*COMPITO RICHIESTO*. Riporta senza alcuna modifica le righe dell'elenco comprese tra quella che contiene "fg-segment [159,334,165,358]" e quella che contiene "fg-segment [299,345,304,360]", entrambe incluse.

[Annotazioni degli elementi di pagina]
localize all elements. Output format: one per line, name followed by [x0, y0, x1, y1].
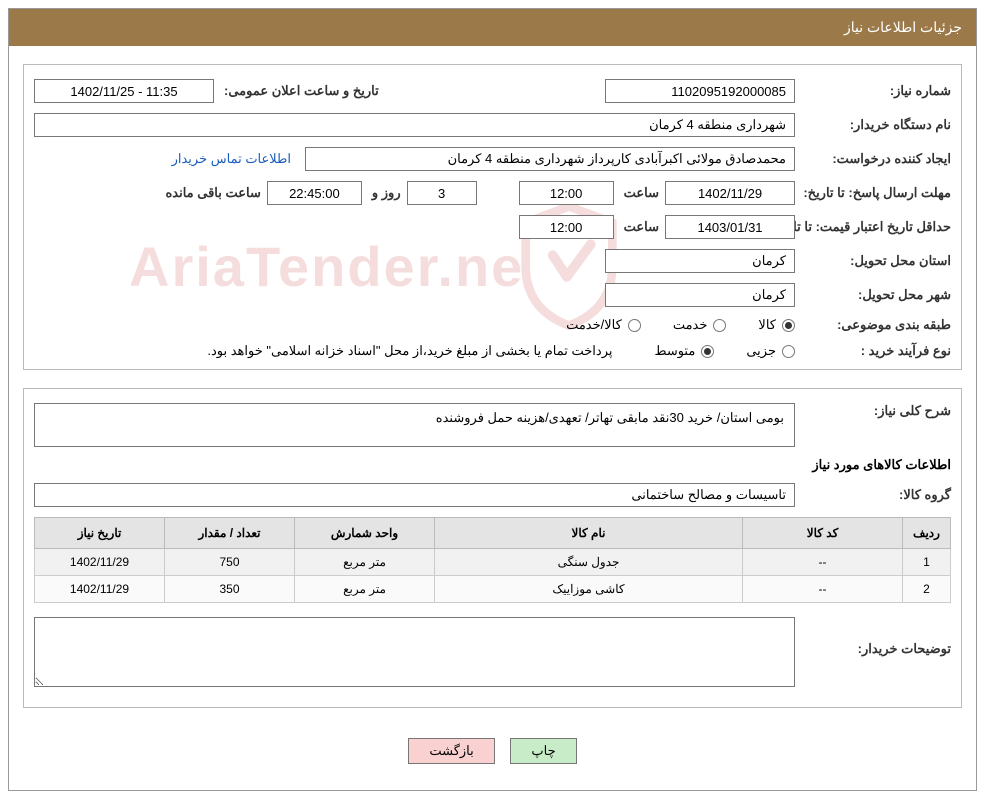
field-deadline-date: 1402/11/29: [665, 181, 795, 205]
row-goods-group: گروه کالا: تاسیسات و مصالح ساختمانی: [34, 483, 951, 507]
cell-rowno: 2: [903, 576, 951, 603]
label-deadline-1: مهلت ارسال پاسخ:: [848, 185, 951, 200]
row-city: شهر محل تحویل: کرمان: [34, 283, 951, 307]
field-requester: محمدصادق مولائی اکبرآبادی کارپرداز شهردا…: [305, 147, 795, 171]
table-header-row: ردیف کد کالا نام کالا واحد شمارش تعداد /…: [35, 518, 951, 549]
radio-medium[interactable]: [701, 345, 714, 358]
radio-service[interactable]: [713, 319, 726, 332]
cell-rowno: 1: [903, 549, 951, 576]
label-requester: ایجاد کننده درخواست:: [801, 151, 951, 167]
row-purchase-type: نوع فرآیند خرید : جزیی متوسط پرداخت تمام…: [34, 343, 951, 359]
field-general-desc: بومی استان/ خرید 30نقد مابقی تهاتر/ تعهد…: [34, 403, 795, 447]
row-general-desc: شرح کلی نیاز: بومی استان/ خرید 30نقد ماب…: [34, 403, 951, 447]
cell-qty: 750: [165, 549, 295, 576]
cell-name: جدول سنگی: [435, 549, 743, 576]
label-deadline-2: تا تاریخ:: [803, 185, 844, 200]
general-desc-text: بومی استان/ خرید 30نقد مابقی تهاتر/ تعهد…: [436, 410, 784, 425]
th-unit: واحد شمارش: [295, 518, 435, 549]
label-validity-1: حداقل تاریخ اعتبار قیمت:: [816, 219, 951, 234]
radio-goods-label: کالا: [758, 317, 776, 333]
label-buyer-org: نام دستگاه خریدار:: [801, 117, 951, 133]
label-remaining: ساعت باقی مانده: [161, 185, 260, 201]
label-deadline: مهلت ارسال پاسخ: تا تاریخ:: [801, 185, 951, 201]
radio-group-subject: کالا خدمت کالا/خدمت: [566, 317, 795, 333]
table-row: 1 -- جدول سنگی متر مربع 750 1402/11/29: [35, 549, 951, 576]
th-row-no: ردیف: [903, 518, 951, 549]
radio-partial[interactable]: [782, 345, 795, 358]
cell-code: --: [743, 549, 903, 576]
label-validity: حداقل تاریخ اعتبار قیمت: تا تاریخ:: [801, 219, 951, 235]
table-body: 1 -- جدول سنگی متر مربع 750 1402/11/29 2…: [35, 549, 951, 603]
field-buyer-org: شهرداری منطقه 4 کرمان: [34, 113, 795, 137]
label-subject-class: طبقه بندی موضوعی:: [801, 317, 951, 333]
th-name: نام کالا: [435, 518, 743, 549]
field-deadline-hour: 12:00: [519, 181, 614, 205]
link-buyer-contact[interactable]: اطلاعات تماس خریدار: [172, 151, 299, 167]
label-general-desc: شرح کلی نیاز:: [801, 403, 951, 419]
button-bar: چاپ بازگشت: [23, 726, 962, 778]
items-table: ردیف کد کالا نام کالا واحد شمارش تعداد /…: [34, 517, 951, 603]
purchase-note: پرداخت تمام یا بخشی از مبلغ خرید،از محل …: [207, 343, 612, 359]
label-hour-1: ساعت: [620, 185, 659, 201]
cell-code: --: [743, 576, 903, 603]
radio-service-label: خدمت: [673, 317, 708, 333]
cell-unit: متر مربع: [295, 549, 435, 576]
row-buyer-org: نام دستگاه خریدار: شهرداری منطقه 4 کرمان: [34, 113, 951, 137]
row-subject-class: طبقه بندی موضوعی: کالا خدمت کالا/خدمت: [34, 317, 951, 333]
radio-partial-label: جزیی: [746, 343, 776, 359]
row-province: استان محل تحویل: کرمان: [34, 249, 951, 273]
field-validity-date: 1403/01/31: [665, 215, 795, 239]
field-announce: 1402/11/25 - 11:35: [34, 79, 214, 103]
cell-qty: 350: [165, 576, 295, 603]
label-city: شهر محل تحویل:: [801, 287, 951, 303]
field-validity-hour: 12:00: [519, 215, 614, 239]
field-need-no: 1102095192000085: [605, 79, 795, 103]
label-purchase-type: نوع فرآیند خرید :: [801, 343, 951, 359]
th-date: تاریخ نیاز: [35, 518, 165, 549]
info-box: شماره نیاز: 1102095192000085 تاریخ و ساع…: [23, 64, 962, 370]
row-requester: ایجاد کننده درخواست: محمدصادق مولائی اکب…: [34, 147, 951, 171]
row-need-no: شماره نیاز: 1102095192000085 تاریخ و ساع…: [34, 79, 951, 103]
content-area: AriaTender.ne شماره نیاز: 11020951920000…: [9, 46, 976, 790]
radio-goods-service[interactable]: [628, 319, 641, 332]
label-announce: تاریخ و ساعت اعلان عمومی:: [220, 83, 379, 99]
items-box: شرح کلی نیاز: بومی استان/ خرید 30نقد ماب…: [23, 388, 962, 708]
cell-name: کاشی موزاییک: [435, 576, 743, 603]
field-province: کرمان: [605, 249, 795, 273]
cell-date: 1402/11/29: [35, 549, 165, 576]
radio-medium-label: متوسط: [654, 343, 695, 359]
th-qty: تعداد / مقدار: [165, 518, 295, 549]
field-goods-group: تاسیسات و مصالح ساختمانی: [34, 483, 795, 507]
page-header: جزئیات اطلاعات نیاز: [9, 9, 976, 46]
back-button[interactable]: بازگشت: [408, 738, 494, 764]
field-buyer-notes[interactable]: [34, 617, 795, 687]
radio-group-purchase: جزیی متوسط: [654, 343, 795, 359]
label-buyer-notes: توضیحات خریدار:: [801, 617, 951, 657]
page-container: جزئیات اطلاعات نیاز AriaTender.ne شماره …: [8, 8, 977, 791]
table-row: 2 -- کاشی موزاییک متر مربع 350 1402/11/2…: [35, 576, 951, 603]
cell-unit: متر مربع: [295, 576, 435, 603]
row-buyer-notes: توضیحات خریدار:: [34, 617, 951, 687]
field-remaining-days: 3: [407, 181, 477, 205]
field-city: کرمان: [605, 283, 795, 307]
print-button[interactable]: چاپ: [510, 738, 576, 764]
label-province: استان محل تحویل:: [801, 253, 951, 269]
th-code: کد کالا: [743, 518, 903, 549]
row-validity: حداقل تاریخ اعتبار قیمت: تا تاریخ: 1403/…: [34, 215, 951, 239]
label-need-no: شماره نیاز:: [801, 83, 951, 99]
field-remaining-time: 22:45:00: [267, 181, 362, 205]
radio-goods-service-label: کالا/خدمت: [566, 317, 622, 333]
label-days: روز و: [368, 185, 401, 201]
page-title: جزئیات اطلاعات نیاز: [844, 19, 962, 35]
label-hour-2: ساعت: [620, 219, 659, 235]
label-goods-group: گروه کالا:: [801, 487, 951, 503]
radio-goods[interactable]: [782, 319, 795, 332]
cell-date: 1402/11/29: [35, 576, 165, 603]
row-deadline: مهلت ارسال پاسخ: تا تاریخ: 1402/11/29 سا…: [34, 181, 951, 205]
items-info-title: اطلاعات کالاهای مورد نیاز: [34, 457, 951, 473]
...
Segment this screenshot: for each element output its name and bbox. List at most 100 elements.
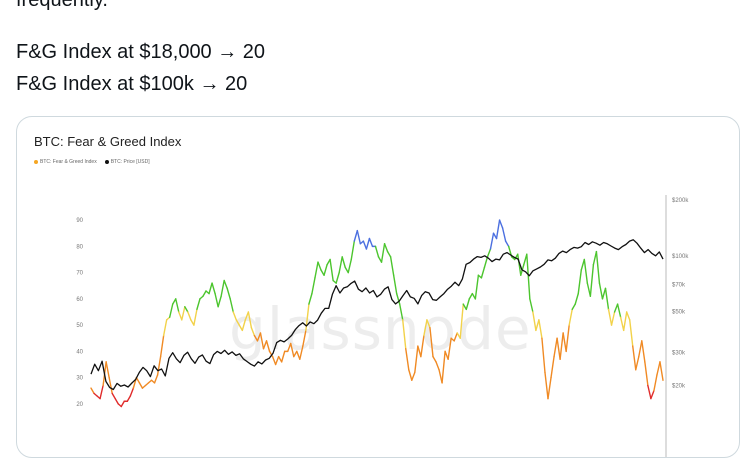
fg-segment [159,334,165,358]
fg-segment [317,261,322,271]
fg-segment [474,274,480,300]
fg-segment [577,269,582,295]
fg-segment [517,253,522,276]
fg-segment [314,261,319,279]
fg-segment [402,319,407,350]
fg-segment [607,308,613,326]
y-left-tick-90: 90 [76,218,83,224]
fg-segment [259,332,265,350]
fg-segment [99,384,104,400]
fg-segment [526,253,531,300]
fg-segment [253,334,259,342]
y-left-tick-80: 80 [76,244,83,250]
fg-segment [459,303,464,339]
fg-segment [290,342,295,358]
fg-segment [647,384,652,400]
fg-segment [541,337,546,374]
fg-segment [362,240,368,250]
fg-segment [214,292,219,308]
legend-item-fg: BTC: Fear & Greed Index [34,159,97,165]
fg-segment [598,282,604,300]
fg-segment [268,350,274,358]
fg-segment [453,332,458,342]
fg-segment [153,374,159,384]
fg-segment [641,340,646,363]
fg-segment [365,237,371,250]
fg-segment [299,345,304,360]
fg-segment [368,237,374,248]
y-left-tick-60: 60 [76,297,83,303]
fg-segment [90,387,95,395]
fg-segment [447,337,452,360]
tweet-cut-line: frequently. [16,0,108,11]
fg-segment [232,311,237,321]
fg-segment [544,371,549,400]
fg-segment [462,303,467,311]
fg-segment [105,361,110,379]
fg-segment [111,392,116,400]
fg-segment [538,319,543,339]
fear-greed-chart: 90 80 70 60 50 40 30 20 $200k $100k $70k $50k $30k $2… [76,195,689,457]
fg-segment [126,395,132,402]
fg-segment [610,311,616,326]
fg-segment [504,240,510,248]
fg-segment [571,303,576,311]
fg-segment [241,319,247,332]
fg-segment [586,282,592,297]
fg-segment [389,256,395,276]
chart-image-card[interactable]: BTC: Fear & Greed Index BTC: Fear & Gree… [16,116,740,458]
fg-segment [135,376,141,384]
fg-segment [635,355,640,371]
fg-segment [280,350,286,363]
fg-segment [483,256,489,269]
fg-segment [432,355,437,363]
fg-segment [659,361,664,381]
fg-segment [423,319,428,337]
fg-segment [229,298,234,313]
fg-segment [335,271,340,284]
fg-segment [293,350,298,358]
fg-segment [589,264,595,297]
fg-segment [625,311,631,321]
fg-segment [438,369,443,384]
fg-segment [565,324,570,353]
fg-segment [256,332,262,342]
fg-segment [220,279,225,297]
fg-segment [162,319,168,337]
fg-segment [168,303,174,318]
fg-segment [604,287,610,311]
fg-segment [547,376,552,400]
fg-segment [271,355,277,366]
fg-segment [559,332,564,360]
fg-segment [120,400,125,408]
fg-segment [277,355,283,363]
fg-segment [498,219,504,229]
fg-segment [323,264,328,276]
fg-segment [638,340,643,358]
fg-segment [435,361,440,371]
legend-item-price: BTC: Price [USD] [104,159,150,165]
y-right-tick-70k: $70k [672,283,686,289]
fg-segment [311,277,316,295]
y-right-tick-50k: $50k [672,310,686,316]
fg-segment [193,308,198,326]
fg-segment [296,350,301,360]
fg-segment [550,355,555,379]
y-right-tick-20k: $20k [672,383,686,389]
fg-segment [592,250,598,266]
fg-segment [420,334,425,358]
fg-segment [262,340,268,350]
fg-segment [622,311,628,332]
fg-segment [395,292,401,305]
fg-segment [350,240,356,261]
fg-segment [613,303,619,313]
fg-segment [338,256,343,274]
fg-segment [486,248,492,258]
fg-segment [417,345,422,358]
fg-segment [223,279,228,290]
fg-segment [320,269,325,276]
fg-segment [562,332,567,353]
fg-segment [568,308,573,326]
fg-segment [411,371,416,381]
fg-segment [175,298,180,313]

*RISPOSTA SCRITTA*.
fg-segment [159,334,165,358]
fg-segment [317,261,322,271]
fg-segment [474,274,480,300]
fg-segment [577,269,582,295]
fg-segment [517,253,522,276]
fg-segment [314,261,319,279]
fg-segment [402,319,407,350]
fg-segment [607,308,613,326]
y-left-tick-90: 90 [76,218,83,224]
fg-segment [259,332,265,350]
fg-segment [99,384,104,400]
fg-segment [526,253,531,300]
fg-segment [253,334,259,342]
y-left-tick-80: 80 [76,244,83,250]
fg-segment [459,303,464,339]
fg-segment [290,342,295,358]
fg-segment [647,384,652,400]
fg-segment [541,337,546,374]
fg-segment [362,240,368,250]
fg-segment [214,292,219,308]
legend-item-fg: BTC: Fear & Greed Index [34,159,97,165]
fg-segment [598,282,604,300]
fg-segment [268,350,274,358]
fg-segment [453,332,458,342]
fg-segment [153,374,159,384]
fg-segment [641,340,646,363]
fg-segment [365,237,371,250]
fg-segment [299,345,304,360]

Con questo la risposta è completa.